# TASK STATEMENT:
Gather each line in the entries that includes the string "will".

# RECORDS:
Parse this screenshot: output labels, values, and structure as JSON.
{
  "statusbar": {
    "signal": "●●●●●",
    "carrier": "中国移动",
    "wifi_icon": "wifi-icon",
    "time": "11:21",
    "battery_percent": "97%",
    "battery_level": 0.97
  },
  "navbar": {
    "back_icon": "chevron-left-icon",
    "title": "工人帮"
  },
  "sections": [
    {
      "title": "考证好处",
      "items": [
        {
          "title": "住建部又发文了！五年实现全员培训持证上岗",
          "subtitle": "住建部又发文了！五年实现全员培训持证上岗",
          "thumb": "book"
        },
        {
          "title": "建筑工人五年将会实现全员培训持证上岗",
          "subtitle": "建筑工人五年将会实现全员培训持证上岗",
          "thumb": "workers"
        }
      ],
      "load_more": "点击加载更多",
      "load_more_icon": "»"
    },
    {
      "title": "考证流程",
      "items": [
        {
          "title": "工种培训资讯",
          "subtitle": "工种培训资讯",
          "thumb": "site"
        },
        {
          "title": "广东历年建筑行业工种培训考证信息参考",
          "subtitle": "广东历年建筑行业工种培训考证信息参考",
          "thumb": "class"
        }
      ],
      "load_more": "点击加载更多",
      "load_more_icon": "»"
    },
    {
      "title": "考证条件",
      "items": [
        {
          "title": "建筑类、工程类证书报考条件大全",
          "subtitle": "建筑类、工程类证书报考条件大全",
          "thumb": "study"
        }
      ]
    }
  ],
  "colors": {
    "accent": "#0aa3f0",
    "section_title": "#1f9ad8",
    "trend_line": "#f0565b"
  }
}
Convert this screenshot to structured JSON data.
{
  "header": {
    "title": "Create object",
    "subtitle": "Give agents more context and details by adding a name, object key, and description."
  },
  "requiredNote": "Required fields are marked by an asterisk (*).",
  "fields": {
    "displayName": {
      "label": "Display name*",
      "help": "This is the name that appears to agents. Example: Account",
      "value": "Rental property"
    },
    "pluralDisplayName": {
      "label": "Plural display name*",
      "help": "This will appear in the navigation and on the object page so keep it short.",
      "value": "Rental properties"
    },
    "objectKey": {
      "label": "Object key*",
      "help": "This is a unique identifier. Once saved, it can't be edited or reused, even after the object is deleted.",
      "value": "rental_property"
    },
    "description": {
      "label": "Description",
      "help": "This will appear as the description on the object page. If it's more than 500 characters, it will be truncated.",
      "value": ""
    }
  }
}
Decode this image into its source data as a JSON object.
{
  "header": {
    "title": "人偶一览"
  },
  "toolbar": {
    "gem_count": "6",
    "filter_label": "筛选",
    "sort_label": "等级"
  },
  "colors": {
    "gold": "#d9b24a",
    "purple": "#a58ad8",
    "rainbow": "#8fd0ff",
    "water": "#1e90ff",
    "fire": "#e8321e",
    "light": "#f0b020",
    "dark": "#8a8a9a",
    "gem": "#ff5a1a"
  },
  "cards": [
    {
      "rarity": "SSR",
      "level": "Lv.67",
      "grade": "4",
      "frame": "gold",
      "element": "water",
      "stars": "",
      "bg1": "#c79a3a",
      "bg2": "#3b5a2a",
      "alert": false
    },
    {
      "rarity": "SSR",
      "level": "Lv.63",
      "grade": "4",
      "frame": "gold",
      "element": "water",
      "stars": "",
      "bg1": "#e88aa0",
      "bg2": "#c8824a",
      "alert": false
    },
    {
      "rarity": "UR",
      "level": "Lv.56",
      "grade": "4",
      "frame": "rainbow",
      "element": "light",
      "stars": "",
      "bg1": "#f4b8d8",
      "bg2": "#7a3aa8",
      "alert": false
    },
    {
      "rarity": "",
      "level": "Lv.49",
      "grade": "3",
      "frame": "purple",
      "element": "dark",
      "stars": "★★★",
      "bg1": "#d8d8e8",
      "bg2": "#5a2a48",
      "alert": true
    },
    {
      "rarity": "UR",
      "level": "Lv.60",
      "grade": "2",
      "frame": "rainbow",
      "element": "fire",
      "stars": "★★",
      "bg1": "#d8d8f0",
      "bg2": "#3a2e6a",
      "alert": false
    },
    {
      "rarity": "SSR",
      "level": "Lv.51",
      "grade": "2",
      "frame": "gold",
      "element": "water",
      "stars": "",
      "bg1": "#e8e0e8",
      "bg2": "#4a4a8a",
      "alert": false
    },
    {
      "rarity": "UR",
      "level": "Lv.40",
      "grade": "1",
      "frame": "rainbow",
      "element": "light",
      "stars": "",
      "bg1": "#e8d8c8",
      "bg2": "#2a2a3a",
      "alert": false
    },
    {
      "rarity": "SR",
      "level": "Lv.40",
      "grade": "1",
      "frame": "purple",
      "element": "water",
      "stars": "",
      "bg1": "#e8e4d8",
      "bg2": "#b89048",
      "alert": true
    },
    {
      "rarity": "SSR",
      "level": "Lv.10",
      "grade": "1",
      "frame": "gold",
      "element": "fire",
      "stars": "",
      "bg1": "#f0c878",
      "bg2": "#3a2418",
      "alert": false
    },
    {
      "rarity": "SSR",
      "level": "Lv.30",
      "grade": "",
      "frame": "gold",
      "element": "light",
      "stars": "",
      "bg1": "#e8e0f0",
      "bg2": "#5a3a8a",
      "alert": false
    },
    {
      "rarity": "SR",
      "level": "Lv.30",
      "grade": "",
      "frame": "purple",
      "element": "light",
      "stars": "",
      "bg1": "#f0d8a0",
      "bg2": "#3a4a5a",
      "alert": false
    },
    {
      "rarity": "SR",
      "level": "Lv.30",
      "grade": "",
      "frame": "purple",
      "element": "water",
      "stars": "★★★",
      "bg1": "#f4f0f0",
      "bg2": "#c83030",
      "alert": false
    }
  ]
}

# CORRECT RESPONSE:
      "help": "This will appear in the navigation and on the object page so keep it short.",
      "help": "This will appear as the description on the object page. If it's more than 500 characters, it will be truncated.",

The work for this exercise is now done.